> 页面:
▬▬▬▬▬▬▬▬▬▬

Kafka+SparkStreaming已经发展为一个比较成熟的实时日志收集与计算架构,利用Kafka,即可以支持将用于离线分析的数据流到HDFS,又可以同时支撑多个消费者实时消费数据,包括SparkStreaming。然而,在SparkStreaming程序中如果有复杂业务逻辑的统计,使用scala代码实现起来比较困难,也不易于别人理解。但如果在SparkSteaming中也使用SQL来做统计分析,是不是就简单的多呢?

本文介绍将SparkSQL与SparkStreaming结合起来,使用SQL完成实时的日志数据统计。SparkStreaming程序以yarn-cluster模式运行在YARN上,不单独部署Spark集群。

环境部署
Hadoop-2.6.0-cdh5.13.0(YARN)
spark-2.1.0-bin-hadoop2.6
kafka-0.9.0+kafka2.0.1(上次使用的是kafka-0.10.0版本)

▬▬▬▬▬▬▬▬▬▬

> 提取条目:

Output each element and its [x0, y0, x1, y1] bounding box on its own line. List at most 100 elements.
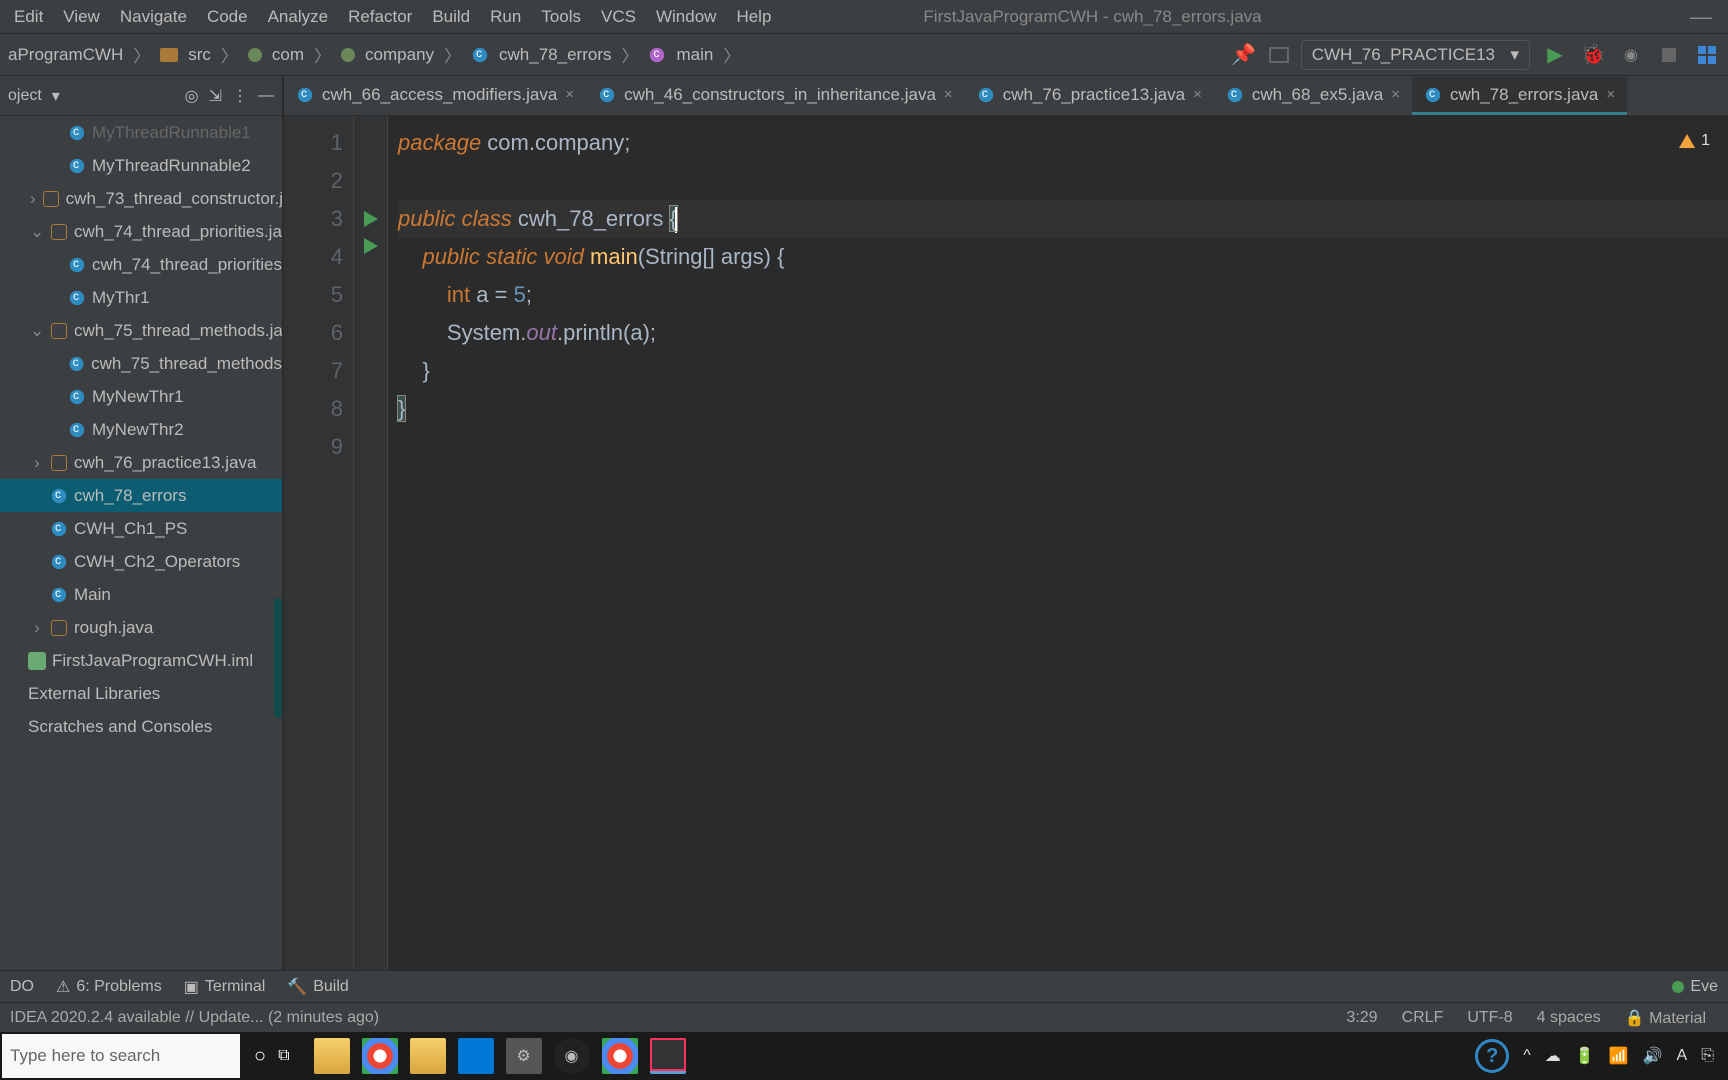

▬▬▬▬▬▬▬▬▬▬

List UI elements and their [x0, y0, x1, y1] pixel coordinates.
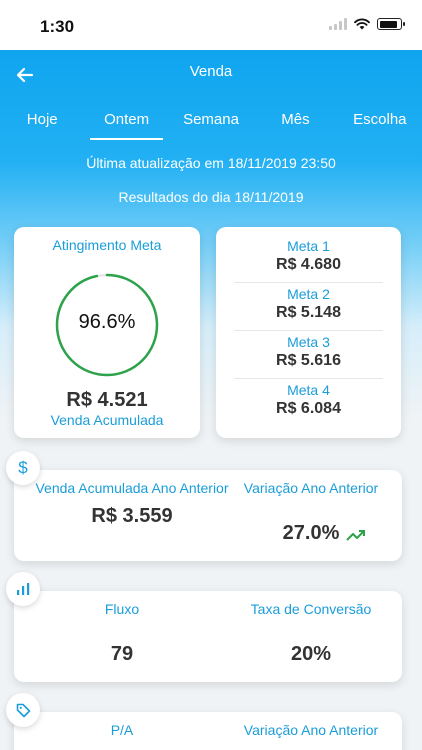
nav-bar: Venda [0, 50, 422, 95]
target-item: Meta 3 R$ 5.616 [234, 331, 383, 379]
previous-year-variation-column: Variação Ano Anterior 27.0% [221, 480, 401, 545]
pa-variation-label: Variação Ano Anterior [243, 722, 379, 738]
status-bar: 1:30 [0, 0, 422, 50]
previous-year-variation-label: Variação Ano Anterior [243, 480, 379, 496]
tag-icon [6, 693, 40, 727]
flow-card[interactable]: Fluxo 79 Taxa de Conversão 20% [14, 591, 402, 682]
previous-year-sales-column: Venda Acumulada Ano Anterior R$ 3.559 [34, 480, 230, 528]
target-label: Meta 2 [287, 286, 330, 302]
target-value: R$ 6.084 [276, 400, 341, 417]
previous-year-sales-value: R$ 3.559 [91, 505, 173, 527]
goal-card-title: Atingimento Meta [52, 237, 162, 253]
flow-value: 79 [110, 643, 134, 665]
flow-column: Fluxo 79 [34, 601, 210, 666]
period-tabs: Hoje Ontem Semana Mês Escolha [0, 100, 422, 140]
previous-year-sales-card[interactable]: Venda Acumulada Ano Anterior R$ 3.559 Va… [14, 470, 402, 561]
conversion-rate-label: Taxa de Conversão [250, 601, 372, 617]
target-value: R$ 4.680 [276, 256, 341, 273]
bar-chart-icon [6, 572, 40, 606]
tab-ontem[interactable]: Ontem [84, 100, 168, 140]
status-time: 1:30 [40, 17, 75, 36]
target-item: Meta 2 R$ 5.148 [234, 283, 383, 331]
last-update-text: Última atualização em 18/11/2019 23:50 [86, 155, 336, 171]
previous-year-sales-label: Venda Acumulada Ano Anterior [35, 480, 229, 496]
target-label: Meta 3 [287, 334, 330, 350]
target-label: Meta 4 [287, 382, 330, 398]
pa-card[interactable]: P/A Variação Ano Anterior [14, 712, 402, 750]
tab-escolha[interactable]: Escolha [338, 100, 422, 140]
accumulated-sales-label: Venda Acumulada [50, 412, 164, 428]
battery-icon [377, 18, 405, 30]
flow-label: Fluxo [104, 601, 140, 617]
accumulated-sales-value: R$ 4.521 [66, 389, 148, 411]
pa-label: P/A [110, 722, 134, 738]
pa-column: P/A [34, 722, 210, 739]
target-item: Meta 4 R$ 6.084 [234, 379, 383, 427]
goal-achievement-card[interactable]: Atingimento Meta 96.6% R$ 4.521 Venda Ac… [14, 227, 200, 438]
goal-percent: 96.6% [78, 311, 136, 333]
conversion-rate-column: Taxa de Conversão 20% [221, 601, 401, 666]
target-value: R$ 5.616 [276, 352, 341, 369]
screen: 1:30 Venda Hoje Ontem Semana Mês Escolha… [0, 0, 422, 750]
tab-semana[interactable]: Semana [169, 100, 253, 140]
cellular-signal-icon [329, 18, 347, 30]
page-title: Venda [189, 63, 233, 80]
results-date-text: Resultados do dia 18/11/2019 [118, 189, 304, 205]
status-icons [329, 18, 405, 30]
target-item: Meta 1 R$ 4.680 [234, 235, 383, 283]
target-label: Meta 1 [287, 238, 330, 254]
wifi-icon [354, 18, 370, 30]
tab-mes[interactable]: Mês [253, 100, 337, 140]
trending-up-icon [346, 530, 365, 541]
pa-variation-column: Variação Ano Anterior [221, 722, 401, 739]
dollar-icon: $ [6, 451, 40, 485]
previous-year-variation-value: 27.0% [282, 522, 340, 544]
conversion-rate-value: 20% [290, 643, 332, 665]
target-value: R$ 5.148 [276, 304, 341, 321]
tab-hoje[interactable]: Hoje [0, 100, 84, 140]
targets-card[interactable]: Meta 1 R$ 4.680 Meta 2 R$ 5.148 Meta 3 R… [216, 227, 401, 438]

▬▬▬▬▬▬▬▬▬▬

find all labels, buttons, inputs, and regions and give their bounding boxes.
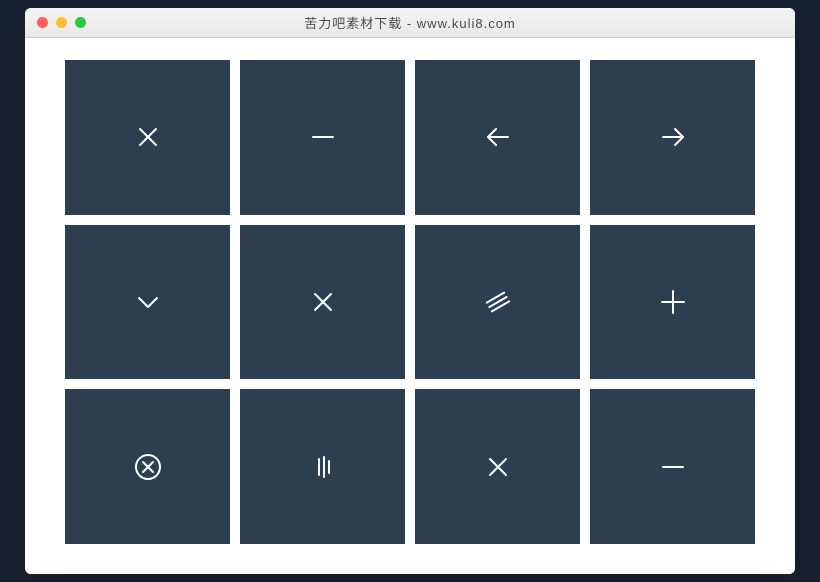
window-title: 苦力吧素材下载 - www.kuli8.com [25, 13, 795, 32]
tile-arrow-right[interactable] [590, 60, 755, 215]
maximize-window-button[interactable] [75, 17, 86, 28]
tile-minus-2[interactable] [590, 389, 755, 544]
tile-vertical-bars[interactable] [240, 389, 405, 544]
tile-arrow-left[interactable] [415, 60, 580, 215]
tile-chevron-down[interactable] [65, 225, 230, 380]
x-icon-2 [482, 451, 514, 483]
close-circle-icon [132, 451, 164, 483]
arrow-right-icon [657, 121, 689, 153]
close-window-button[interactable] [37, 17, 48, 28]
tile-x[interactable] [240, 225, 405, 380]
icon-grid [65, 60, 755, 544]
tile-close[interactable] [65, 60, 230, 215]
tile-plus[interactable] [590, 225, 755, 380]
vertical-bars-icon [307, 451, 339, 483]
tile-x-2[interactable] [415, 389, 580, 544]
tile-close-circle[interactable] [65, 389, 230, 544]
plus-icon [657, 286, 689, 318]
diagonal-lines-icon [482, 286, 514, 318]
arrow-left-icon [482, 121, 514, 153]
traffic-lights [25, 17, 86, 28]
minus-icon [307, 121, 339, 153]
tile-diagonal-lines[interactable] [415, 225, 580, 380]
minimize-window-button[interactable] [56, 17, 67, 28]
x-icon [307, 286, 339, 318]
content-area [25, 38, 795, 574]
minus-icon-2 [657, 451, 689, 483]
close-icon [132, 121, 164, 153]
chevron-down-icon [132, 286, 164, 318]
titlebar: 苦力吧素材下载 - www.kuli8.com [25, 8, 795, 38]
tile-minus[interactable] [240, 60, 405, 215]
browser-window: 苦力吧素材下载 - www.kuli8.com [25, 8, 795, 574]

▬▬▬▬▬▬▬▬▬▬

> 任务要求: 请用两句话概括上方关于Kafka与SparkStreaming实时日志统计的页面。

> 本题解答: Kafka+SparkStreaming已发展为比较成熟的实时日志收集与计算架构，但在SparkStreaming程序中用scala实现复杂业务逻辑的统计比较困难，也不易于别人理解。页面介绍如何将SparkSQL与SparkStreaming结合起来，用SQL完成实时日志数据统计，程序以yarn-cluster模式运行在YARN上，不单独部署Spark集群。